* START *
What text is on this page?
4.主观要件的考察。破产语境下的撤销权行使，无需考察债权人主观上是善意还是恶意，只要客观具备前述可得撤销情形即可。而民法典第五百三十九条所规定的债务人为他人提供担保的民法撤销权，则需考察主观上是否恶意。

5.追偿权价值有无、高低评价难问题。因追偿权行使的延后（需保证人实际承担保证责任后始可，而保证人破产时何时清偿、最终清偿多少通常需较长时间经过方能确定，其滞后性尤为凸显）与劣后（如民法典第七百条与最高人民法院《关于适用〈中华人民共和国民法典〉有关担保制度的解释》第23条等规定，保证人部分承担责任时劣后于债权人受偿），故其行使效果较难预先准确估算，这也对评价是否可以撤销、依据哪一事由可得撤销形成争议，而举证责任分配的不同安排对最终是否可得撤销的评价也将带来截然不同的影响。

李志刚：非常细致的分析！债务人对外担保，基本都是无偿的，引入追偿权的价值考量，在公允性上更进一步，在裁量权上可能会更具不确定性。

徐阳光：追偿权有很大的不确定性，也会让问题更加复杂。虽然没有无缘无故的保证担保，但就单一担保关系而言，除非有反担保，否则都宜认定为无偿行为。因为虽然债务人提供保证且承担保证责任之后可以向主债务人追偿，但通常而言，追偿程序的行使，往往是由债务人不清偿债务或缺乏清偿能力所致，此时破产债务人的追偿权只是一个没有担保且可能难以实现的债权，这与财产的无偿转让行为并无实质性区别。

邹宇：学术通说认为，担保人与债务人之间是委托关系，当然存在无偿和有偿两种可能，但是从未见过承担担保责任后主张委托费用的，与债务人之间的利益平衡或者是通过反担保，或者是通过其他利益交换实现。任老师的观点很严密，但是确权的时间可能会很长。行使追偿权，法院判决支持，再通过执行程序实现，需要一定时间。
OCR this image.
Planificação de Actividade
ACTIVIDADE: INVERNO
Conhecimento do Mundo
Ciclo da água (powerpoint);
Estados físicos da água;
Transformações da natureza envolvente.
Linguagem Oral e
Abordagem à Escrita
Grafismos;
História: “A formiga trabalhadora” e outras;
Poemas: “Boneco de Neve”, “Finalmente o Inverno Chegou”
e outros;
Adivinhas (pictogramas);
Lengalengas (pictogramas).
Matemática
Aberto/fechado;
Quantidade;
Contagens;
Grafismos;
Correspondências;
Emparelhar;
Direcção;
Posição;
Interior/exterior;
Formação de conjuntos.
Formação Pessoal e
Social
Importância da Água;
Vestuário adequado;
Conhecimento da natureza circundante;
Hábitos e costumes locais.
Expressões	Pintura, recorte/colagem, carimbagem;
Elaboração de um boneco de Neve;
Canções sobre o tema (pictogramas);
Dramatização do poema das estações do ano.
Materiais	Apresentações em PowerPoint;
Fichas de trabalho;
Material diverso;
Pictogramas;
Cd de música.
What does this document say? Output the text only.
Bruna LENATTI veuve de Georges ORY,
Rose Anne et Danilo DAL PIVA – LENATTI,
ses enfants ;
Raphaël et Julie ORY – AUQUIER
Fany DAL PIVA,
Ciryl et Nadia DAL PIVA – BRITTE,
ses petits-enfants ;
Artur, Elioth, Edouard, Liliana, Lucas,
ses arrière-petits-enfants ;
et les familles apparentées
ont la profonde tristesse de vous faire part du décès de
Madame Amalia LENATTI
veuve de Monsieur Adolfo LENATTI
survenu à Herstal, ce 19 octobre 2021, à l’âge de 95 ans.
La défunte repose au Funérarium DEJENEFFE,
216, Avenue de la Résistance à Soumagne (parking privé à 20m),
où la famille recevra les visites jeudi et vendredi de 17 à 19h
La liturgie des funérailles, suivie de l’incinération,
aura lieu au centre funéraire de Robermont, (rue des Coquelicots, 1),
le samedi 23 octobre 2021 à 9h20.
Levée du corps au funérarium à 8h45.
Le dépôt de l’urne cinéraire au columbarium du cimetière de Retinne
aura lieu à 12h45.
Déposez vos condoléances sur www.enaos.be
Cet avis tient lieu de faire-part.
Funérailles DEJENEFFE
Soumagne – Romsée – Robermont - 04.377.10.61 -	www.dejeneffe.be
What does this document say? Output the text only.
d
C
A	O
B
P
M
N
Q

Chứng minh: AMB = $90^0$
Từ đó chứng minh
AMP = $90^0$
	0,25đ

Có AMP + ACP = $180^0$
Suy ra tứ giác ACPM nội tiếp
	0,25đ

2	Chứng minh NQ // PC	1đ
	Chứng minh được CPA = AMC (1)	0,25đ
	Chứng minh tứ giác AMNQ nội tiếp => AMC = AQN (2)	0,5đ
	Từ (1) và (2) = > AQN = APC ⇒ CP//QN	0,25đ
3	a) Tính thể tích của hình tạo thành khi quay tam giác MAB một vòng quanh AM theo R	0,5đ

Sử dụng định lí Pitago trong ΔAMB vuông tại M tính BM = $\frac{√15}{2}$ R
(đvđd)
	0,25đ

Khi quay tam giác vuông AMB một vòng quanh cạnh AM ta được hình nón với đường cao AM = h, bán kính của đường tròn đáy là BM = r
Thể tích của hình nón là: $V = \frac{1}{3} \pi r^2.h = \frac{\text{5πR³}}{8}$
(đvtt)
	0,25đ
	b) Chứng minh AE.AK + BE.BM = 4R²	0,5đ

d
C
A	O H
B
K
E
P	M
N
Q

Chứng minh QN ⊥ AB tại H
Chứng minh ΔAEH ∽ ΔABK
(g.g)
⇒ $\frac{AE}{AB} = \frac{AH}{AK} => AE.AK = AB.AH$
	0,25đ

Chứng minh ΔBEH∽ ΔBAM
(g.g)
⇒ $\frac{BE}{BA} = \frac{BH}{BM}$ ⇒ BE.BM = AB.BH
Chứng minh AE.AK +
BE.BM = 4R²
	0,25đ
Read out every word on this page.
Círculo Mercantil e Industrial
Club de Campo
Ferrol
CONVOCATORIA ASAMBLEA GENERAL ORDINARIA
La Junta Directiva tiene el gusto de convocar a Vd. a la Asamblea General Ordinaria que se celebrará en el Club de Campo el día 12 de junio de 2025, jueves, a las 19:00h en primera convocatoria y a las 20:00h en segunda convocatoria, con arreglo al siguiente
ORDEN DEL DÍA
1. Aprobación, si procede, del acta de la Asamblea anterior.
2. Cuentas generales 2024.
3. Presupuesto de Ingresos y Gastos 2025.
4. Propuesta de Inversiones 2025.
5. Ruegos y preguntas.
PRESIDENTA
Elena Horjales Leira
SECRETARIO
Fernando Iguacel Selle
* END *
» TASK DIRECTIONS
Your task is to reproduce, exactly and exclusively, the lines from the one holding "Read out every word on this page." through the final line of the listing.

» EXERCISE SOLUTION
Read out every word on this page.
Círculo Mercantil e Industrial
Club de Campo
Ferrol
CONVOCATORIA ASAMBLEA GENERAL ORDINARIA
La Junta Directiva tiene el gusto de convocar a Vd. a la Asamblea General Ordinaria que se celebrará en el Club de Campo el día 12 de junio de 2025, jueves, a las 19:00h en primera convocatoria y a las 20:00h en segunda convocatoria, con arreglo al siguiente
ORDEN DEL DÍA
1. Aprobación, si procede, del acta de la Asamblea anterior.
2. Cuentas generales 2024.
3. Presupuesto de Ingresos y Gastos 2025.
4. Propuesta de Inversiones 2025.
5. Ruegos y preguntas.
PRESIDENTA
Elena Horjales Leira
SECRETARIO
Fernando Iguacel Selle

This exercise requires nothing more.